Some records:
┏━━

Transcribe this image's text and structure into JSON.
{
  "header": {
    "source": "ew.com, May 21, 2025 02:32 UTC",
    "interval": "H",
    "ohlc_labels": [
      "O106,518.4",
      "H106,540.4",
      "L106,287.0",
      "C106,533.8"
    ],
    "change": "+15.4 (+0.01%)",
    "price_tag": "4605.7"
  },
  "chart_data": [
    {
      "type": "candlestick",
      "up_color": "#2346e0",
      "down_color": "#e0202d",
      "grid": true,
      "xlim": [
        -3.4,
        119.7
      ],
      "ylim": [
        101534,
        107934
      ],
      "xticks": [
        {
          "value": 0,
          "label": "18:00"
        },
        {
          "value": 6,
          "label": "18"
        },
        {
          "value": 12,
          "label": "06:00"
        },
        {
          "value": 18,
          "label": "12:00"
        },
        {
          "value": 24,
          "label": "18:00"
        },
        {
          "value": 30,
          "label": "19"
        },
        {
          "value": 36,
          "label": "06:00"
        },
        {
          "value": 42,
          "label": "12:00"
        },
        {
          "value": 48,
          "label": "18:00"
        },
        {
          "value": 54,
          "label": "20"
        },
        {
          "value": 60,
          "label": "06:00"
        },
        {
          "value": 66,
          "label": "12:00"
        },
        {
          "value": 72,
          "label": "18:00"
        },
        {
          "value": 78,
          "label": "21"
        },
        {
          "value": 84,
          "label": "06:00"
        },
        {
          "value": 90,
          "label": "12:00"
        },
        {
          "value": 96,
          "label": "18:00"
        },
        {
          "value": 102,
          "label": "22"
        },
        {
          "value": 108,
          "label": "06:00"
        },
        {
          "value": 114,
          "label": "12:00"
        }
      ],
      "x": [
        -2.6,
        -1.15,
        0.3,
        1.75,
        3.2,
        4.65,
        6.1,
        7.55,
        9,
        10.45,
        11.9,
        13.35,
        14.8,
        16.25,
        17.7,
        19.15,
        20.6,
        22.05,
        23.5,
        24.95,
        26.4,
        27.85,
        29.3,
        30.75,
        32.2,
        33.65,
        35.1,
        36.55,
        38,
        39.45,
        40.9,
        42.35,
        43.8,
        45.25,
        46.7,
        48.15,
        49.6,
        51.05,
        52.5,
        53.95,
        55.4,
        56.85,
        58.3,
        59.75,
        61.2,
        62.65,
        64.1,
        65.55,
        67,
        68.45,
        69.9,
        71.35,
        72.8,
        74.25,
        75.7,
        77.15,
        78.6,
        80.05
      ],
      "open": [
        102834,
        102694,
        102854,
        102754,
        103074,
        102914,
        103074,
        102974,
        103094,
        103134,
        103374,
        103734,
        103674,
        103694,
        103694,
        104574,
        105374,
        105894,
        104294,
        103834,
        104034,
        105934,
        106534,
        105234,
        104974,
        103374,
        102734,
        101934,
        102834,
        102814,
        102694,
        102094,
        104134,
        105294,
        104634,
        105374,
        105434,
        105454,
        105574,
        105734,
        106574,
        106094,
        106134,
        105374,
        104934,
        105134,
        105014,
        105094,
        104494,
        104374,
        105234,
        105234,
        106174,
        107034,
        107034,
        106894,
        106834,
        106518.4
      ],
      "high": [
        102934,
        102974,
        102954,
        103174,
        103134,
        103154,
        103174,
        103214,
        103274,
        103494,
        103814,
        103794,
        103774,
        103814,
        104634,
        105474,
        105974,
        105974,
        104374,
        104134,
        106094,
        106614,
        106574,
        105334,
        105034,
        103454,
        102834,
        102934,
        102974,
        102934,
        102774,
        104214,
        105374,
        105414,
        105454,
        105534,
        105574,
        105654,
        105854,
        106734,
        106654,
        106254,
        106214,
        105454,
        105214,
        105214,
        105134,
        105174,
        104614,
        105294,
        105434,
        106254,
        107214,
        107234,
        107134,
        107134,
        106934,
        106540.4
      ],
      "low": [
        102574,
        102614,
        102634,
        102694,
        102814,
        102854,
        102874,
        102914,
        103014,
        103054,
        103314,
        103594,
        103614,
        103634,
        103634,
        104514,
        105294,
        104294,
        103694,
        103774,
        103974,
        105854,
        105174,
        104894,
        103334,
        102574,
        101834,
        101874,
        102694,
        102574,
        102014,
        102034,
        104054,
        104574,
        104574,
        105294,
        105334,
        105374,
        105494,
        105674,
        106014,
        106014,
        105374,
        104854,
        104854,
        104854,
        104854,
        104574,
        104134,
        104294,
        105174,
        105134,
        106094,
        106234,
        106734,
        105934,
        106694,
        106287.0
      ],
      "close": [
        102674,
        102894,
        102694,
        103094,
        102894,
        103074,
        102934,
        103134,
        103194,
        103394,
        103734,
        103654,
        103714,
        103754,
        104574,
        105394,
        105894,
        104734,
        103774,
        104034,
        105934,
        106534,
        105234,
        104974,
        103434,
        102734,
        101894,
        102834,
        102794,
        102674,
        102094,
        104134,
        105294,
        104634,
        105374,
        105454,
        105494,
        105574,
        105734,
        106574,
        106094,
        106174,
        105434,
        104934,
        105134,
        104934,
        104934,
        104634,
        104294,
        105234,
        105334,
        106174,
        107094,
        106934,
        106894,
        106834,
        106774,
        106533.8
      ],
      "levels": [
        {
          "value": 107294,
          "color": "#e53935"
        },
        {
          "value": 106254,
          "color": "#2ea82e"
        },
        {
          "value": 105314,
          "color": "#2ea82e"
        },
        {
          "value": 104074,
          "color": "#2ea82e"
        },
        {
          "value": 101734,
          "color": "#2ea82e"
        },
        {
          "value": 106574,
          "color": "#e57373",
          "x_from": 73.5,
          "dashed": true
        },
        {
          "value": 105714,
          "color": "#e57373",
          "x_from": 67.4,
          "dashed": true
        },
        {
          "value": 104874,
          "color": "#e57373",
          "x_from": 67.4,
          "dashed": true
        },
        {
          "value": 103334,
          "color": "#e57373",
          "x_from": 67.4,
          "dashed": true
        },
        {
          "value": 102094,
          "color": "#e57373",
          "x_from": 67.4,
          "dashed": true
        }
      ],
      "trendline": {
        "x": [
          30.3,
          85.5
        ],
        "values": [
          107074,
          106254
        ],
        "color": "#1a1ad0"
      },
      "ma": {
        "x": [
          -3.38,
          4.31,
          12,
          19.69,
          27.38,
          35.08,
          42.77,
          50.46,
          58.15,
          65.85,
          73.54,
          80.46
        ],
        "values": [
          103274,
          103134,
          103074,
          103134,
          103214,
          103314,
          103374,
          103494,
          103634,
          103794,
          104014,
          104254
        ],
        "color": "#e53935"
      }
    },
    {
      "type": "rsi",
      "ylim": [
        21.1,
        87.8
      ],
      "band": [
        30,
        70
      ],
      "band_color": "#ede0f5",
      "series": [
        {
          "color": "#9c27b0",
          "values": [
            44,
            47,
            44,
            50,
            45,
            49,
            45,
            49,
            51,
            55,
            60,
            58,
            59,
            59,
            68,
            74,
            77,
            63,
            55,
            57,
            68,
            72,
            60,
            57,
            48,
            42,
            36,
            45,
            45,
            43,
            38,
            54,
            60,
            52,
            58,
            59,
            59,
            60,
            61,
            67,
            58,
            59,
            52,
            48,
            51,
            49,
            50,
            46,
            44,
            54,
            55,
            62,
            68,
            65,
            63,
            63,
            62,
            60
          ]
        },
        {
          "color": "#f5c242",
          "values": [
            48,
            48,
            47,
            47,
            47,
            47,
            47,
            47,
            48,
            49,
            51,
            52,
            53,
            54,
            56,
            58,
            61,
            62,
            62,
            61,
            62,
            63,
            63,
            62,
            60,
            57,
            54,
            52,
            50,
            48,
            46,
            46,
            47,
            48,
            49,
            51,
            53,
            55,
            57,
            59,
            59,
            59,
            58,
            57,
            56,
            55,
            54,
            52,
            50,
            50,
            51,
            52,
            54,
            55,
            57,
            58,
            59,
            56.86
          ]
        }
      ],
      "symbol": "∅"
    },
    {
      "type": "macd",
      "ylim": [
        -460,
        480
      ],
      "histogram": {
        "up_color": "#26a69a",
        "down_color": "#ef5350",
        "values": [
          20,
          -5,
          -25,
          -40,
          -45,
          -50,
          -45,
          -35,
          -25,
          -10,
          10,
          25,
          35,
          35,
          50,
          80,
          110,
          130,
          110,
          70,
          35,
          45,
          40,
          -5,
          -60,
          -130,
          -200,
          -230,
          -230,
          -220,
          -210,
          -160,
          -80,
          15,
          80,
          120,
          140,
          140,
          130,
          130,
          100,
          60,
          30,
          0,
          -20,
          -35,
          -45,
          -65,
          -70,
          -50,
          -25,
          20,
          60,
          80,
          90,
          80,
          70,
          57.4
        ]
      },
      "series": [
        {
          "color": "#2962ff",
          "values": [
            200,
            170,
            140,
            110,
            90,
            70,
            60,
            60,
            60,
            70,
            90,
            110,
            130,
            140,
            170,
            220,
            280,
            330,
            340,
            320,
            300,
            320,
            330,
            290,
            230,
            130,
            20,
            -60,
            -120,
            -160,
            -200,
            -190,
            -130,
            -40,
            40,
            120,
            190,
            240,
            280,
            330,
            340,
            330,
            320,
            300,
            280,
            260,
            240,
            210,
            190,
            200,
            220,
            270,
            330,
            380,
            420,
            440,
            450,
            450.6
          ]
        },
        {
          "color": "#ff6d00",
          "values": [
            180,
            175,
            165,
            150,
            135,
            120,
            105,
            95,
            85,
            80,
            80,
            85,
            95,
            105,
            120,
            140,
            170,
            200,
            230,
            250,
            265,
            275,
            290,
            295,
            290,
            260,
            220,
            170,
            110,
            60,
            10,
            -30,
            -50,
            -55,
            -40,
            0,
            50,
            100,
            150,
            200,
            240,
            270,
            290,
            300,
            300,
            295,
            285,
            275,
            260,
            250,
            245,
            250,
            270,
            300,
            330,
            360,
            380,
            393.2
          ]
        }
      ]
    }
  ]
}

┗━━

*Requirements*. Find every line with "type" in the listing and state how many there are, nothing else.

*Response*. 3